## Stated goal
From the line with "Extract all readable text from this page." through the final line, transcribe the material below character for character; include no other lines.

## Data section
********************

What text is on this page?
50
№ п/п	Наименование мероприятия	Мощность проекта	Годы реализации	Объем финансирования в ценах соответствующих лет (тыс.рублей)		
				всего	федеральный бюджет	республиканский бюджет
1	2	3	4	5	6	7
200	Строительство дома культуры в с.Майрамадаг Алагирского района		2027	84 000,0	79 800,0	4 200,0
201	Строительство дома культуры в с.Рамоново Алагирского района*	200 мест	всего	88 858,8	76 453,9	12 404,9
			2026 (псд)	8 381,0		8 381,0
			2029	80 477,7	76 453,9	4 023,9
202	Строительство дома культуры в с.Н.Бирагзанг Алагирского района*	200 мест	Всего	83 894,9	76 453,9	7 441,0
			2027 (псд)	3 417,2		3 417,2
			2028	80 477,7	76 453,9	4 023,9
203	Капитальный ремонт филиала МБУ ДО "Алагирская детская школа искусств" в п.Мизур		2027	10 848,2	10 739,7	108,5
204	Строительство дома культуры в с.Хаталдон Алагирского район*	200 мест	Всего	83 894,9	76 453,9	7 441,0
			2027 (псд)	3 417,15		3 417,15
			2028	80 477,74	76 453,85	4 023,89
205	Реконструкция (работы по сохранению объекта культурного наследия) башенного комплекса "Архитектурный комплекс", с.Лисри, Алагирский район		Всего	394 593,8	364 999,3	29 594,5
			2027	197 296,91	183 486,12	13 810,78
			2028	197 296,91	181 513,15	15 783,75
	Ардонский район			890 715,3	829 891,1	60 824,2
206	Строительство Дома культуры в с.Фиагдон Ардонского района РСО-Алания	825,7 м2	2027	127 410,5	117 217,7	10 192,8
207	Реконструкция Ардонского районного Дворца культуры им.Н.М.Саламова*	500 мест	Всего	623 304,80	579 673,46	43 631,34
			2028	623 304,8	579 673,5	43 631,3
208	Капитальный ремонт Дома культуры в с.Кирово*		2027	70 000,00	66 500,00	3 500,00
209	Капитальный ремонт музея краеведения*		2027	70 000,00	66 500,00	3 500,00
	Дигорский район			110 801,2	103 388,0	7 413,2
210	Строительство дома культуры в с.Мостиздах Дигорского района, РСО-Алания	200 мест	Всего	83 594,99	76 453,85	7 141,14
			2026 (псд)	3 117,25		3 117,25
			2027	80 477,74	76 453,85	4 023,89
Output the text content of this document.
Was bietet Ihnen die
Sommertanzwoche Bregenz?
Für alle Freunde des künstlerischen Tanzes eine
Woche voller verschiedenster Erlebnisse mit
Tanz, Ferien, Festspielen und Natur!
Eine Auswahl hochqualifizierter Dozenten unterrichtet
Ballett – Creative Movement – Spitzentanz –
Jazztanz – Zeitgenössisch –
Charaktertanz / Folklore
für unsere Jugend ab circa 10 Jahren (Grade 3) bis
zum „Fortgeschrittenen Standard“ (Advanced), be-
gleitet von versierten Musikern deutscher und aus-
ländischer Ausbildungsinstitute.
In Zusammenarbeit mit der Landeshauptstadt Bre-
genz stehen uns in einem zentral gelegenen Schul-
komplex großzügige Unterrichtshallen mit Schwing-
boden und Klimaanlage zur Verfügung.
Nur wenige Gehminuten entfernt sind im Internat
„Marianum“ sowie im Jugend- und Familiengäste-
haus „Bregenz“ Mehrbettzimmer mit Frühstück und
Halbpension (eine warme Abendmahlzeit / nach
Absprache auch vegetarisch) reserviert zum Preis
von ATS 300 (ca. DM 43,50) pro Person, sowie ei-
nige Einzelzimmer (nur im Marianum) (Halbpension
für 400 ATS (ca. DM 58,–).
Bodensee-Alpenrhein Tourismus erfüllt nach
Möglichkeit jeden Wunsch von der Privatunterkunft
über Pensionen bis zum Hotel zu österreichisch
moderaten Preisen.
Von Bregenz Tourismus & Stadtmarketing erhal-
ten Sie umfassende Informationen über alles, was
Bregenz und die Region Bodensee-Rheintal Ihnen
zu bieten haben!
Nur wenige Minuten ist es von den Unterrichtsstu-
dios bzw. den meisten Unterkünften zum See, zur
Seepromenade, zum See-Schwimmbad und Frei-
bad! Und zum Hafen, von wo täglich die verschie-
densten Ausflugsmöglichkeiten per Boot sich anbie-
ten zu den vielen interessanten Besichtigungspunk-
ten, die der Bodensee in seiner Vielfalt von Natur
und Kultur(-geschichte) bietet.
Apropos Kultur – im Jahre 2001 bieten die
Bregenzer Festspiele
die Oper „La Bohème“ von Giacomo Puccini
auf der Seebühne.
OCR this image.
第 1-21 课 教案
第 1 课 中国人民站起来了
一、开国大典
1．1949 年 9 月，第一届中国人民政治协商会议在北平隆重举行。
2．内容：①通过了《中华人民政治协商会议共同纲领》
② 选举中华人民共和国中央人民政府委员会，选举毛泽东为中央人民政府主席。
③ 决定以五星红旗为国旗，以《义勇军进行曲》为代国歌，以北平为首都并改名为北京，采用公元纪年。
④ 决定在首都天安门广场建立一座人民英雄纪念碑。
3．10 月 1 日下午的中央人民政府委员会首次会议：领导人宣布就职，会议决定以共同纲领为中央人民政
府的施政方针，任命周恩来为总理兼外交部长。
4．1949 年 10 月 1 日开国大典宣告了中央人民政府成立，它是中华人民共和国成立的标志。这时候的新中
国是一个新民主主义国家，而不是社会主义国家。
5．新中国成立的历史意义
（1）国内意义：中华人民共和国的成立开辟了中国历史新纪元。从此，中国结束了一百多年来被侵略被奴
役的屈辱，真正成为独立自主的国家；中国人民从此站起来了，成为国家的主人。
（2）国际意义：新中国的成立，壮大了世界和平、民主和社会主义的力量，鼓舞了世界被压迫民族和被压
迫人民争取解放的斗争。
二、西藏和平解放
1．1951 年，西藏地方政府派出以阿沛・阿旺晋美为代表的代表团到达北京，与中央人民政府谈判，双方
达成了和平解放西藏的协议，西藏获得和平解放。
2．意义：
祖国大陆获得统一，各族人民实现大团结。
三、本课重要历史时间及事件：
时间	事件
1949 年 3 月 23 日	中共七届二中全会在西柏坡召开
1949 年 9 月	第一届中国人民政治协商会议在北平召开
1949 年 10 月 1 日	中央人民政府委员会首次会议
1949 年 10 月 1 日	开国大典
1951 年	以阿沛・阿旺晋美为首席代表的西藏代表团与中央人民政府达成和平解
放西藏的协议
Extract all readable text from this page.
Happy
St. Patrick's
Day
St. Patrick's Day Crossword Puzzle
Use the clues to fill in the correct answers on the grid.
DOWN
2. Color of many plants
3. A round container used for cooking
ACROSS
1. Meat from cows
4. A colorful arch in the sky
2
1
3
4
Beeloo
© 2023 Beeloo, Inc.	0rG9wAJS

********************

## The completed task
Extract all readable text from this page.
Happy
St. Patrick's
Day
St. Patrick's Day Crossword Puzzle
Use the clues to fill in the correct answers on the grid.
DOWN
2. Color of many plants
3. A round container used for cooking
ACROSS
1. Meat from cows
4. A colorful arch in the sky
2
1
3
4
Beeloo
© 2023 Beeloo, Inc.	0rG9wAJS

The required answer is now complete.